-------- Record extracts --------

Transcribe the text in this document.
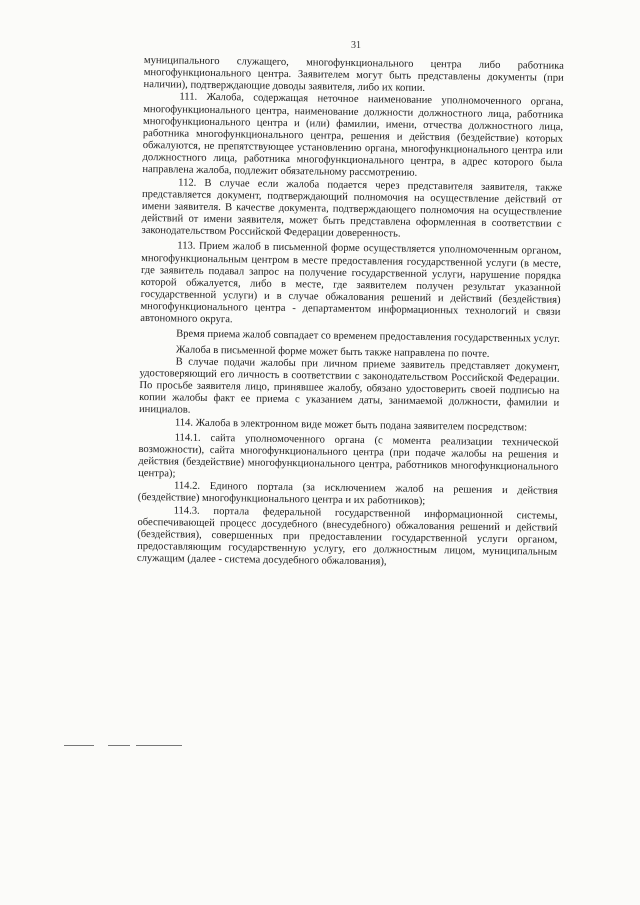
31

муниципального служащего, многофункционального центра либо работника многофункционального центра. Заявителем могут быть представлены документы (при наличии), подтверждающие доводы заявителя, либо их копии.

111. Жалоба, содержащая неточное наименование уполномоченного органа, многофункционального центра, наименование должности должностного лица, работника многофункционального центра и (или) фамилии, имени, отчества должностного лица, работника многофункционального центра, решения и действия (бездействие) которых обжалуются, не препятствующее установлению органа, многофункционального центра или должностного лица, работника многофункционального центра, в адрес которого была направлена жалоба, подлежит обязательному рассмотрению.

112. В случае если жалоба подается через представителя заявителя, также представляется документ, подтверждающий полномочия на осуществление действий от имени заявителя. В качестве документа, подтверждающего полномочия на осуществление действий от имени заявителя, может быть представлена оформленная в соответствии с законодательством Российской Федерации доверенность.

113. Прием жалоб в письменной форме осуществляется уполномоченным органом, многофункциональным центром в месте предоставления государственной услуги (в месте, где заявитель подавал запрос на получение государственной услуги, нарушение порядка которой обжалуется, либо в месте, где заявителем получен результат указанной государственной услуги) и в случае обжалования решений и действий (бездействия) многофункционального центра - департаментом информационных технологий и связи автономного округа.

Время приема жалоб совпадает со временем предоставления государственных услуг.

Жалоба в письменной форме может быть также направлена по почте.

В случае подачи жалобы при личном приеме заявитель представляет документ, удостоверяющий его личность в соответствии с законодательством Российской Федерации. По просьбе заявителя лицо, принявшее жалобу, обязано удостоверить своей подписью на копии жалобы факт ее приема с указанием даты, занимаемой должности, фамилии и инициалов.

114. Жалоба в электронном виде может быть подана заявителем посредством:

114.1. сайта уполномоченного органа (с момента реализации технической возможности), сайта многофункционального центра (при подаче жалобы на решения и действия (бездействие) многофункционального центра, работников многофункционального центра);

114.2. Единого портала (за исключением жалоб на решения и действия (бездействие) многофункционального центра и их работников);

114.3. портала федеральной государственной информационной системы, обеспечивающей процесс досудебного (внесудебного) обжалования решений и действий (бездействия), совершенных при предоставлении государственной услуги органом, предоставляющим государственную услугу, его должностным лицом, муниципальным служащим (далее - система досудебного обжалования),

--------

> **Task instructions**:
Your task is to set down the records shown above exactly, minus any pictures.

> **Output for this exercise**:
Transcribe the text in this document.
31

муниципального служащего, многофункционального центра либо работника многофункционального центра. Заявителем могут быть представлены документы (при наличии), подтверждающие доводы заявителя, либо их копии.

111. Жалоба, содержащая неточное наименование уполномоченного органа, многофункционального центра, наименование должности должностного лица, работника многофункционального центра и (или) фамилии, имени, отчества должностного лица, работника многофункционального центра, решения и действия (бездействие) которых обжалуются, не препятствующее установлению органа, многофункционального центра или должностного лица, работника многофункционального центра, в адрес которого была направлена жалоба, подлежит обязательному рассмотрению.

112. В случае если жалоба подается через представителя заявителя, также представляется документ, подтверждающий полномочия на осуществление действий от имени заявителя. В качестве документа, подтверждающего полномочия на осуществление действий от имени заявителя, может быть представлена оформленная в соответствии с законодательством Российской Федерации доверенность.

113. Прием жалоб в письменной форме осуществляется уполномоченным органом, многофункциональным центром в месте предоставления государственной услуги (в месте, где заявитель подавал запрос на получение государственной услуги, нарушение порядка которой обжалуется, либо в месте, где заявителем получен результат указанной государственной услуги) и в случае обжалования решений и действий (бездействия) многофункционального центра - департаментом информационных технологий и связи автономного округа.

Время приема жалоб совпадает со временем предоставления государственных услуг.

Жалоба в письменной форме может быть также направлена по почте.

В случае подачи жалобы при личном приеме заявитель представляет документ, удостоверяющий его личность в соответствии с законодательством Российской Федерации. По просьбе заявителя лицо, принявшее жалобу, обязано удостоверить своей подписью на копии жалобы факт ее приема с указанием даты, занимаемой должности, фамилии и инициалов.

114. Жалоба в электронном виде может быть подана заявителем посредством:

114.1. сайта уполномоченного органа (с момента реализации технической возможности), сайта многофункционального центра (при подаче жалобы на решения и действия (бездействие) многофункционального центра, работников многофункционального центра);

114.2. Единого портала (за исключением жалоб на решения и действия (бездействие) многофункционального центра и их работников);

114.3. портала федеральной государственной информационной системы, обеспечивающей процесс досудебного (внесудебного) обжалования решений и действий (бездействия), совершенных при предоставлении государственной услуги органом, предоставляющим государственную услугу, его должностным лицом, муниципальным служащим (далее - система досудебного обжалования),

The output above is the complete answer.